BRIEF
Please reproduce every line of the material below word for word, leaving out the pictures.

LISTED RECORDS
-.-.-

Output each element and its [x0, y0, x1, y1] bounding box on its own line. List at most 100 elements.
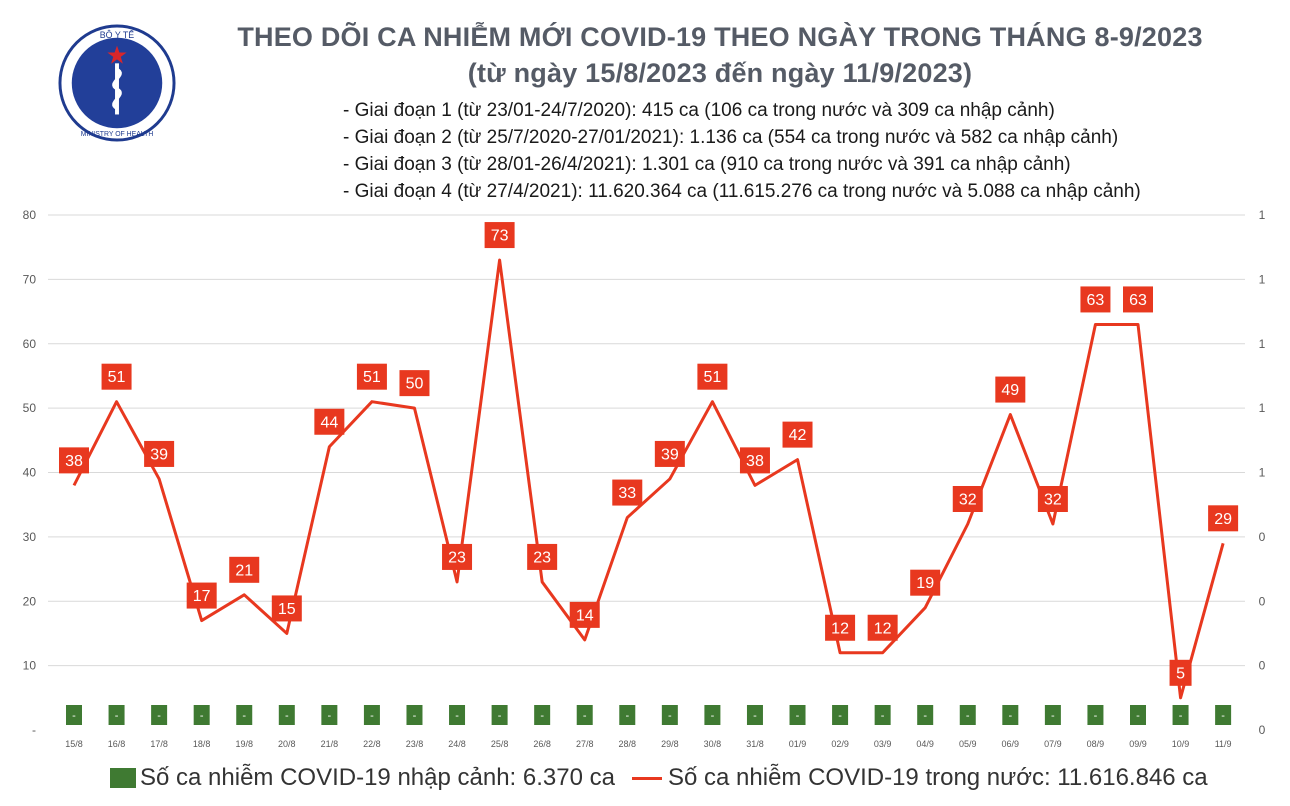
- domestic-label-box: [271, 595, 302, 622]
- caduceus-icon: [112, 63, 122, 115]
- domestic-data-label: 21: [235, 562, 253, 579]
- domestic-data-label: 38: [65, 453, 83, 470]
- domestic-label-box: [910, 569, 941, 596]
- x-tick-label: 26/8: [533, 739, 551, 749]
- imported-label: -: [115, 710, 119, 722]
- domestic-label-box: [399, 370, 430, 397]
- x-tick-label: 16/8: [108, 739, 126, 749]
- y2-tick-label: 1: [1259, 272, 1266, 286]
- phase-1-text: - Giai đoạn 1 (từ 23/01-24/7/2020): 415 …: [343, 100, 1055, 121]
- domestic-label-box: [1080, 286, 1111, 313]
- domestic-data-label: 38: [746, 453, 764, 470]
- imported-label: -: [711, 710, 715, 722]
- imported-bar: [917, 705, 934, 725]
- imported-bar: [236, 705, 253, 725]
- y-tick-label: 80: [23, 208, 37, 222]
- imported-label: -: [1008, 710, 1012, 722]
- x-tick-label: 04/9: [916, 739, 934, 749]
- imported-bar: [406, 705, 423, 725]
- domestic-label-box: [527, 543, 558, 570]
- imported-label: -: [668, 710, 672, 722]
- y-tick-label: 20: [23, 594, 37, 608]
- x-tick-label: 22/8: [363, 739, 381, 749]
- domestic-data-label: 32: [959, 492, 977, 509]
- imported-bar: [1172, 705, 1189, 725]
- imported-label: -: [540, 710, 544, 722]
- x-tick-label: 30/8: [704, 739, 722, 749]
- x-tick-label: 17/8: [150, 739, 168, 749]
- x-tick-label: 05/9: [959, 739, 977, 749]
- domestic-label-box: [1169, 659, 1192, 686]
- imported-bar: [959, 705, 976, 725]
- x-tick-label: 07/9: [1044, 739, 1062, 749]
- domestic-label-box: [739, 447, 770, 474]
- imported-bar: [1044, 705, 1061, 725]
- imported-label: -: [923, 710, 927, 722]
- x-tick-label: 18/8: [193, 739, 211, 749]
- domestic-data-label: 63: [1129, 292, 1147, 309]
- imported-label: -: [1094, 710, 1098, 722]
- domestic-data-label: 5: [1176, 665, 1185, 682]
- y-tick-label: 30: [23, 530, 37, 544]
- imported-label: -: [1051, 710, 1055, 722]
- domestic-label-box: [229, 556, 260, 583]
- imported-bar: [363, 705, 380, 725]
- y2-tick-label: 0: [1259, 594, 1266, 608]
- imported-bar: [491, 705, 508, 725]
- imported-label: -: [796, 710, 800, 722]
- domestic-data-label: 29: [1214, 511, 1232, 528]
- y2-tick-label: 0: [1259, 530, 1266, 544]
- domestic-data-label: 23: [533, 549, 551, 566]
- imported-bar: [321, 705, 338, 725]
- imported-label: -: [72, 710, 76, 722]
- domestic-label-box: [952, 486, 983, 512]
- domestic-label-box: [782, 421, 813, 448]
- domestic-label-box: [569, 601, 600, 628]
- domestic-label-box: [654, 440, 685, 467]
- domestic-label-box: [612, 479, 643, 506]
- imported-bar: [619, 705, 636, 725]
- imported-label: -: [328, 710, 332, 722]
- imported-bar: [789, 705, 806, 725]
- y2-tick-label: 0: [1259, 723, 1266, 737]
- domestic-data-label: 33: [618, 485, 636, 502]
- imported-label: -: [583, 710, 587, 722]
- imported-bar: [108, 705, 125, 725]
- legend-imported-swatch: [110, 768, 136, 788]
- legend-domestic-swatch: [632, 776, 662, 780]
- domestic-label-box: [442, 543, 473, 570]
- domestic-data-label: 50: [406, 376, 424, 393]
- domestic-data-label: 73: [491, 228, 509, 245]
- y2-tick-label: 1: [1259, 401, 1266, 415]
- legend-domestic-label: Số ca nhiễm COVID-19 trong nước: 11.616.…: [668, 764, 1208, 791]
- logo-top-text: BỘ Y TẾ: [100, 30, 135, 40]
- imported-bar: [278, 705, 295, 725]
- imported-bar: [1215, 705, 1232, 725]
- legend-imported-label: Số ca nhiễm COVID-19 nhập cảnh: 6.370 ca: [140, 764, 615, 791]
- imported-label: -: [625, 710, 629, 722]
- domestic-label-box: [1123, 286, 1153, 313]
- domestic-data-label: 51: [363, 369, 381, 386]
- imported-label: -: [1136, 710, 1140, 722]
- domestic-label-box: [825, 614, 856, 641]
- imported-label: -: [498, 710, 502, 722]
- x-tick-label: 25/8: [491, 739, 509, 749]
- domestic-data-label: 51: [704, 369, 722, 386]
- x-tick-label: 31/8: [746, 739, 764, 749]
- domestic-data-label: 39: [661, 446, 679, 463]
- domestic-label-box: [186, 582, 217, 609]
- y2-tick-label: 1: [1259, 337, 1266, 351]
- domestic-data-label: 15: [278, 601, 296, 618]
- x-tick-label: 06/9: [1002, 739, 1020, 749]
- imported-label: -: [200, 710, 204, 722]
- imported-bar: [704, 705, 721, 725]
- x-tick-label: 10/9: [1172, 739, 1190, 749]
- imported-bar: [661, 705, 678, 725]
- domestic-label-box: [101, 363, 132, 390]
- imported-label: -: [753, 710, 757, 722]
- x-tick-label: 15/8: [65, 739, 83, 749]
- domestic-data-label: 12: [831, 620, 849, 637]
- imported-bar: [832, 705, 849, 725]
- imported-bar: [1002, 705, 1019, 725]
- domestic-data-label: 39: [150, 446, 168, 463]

-.-.-

EXERCISE ANSWER
Output each element and its [x0, y0, x1, y1] bounding box on its own line. List at most 100 elements.
- domestic-label-box: [271, 595, 302, 622]
- caduceus-icon: [112, 63, 122, 115]
- domestic-data-label: 21: [235, 562, 253, 579]
- domestic-data-label: 38: [65, 453, 83, 470]
- domestic-label-box: [910, 569, 941, 596]
- x-tick-label: 26/8: [533, 739, 551, 749]
- imported-label: -: [115, 710, 119, 722]
- domestic-label-box: [399, 370, 430, 397]
- x-tick-label: 16/8: [108, 739, 126, 749]
- y2-tick-label: 1: [1259, 272, 1266, 286]
- phase-1-text: - Giai đoạn 1 (từ 23/01-24/7/2020): 415 …: [343, 100, 1055, 121]
- domestic-label-box: [1080, 286, 1111, 313]
- domestic-data-label: 38: [746, 453, 764, 470]
- imported-label: -: [711, 710, 715, 722]
- imported-bar: [917, 705, 934, 725]
- imported-bar: [236, 705, 253, 725]
- y-tick-label: 80: [23, 208, 37, 222]
- imported-label: -: [1008, 710, 1012, 722]
- x-tick-label: 04/9: [916, 739, 934, 749]
- imported-bar: [406, 705, 423, 725]
- domestic-label-box: [527, 543, 558, 570]
- imported-label: -: [668, 710, 672, 722]
- y-tick-label: 20: [23, 594, 37, 608]
- x-tick-label: 22/8: [363, 739, 381, 749]
- domestic-data-label: 32: [959, 492, 977, 509]
- imported-bar: [1172, 705, 1189, 725]
- imported-label: -: [540, 710, 544, 722]
- x-tick-label: 30/8: [704, 739, 722, 749]
- x-tick-label: 17/8: [150, 739, 168, 749]
- x-tick-label: 05/9: [959, 739, 977, 749]
- domestic-label-box: [1169, 659, 1192, 686]
- imported-bar: [959, 705, 976, 725]
- x-tick-label: 07/9: [1044, 739, 1062, 749]
- domestic-label-box: [739, 447, 770, 474]
- imported-bar: [1044, 705, 1061, 725]
- imported-label: -: [923, 710, 927, 722]
- x-tick-label: 18/8: [193, 739, 211, 749]
- domestic-data-label: 63: [1129, 292, 1147, 309]
- imported-label: -: [1094, 710, 1098, 722]
- domestic-data-label: 5: [1176, 665, 1185, 682]
- y-tick-label: 30: [23, 530, 37, 544]
- imported-label: -: [1051, 710, 1055, 722]
- domestic-label-box: [229, 556, 260, 583]
- imported-bar: [363, 705, 380, 725]
- y2-tick-label: 0: [1259, 594, 1266, 608]
- imported-bar: [491, 705, 508, 725]
- imported-label: -: [796, 710, 800, 722]
- domestic-data-label: 29: [1214, 511, 1232, 528]
- y2-tick-label: 0: [1259, 530, 1266, 544]
- domestic-data-label: 23: [533, 549, 551, 566]
- imported-bar: [321, 705, 338, 725]
- imported-label: -: [72, 710, 76, 722]
- domestic-label-box: [952, 486, 983, 512]
- domestic-label-box: [782, 421, 813, 448]
- domestic-label-box: [569, 601, 600, 628]
- domestic-label-box: [654, 440, 685, 467]
- domestic-label-box: [612, 479, 643, 506]
- imported-bar: [619, 705, 636, 725]
- imported-label: -: [328, 710, 332, 722]
- imported-bar: [789, 705, 806, 725]
- y2-tick-label: 0: [1259, 723, 1266, 737]
- domestic-data-label: 33: [618, 485, 636, 502]
- imported-label: -: [583, 710, 587, 722]
- imported-bar: [108, 705, 125, 725]
- legend-imported-swatch: [110, 768, 136, 788]
- legend-domestic-swatch: [632, 776, 662, 780]
- domestic-label-box: [442, 543, 473, 570]
- domestic-data-label: 50: [406, 376, 424, 393]
- domestic-data-label: 73: [491, 228, 509, 245]
- y2-tick-label: 1: [1259, 401, 1266, 415]
- legend-domestic-label: Số ca nhiễm COVID-19 trong nước: 11.616.…: [668, 764, 1208, 791]
- logo-top-text: BỘ Y TẾ: [100, 30, 135, 40]
- imported-bar: [278, 705, 295, 725]
- imported-bar: [1215, 705, 1232, 725]
- legend-imported-label: Số ca nhiễm COVID-19 nhập cảnh: 6.370 ca: [140, 764, 615, 791]
- imported-label: -: [625, 710, 629, 722]
- domestic-label-box: [1123, 286, 1153, 313]
- domestic-data-label: 51: [363, 369, 381, 386]
- imported-label: -: [1136, 710, 1140, 722]
- domestic-label-box: [825, 614, 856, 641]
- imported-label: -: [498, 710, 502, 722]
- x-tick-label: 25/8: [491, 739, 509, 749]
- domestic-data-label: 51: [704, 369, 722, 386]
- x-tick-label: 31/8: [746, 739, 764, 749]
- domestic-data-label: 39: [661, 446, 679, 463]
- domestic-label-box: [186, 582, 217, 609]
- y2-tick-label: 1: [1259, 337, 1266, 351]
- domestic-data-label: 15: [278, 601, 296, 618]
- x-tick-label: 06/9: [1002, 739, 1020, 749]
- imported-label: -: [200, 710, 204, 722]
- imported-bar: [704, 705, 721, 725]
- x-tick-label: 10/9: [1172, 739, 1190, 749]
- imported-bar: [661, 705, 678, 725]
- domestic-label-box: [101, 363, 132, 390]
- imported-label: -: [753, 710, 757, 722]
- x-tick-label: 15/8: [65, 739, 83, 749]
- domestic-data-label: 12: [831, 620, 849, 637]
- imported-bar: [832, 705, 849, 725]
- imported-bar: [1002, 705, 1019, 725]
- domestic-data-label: 39: [150, 446, 168, 463]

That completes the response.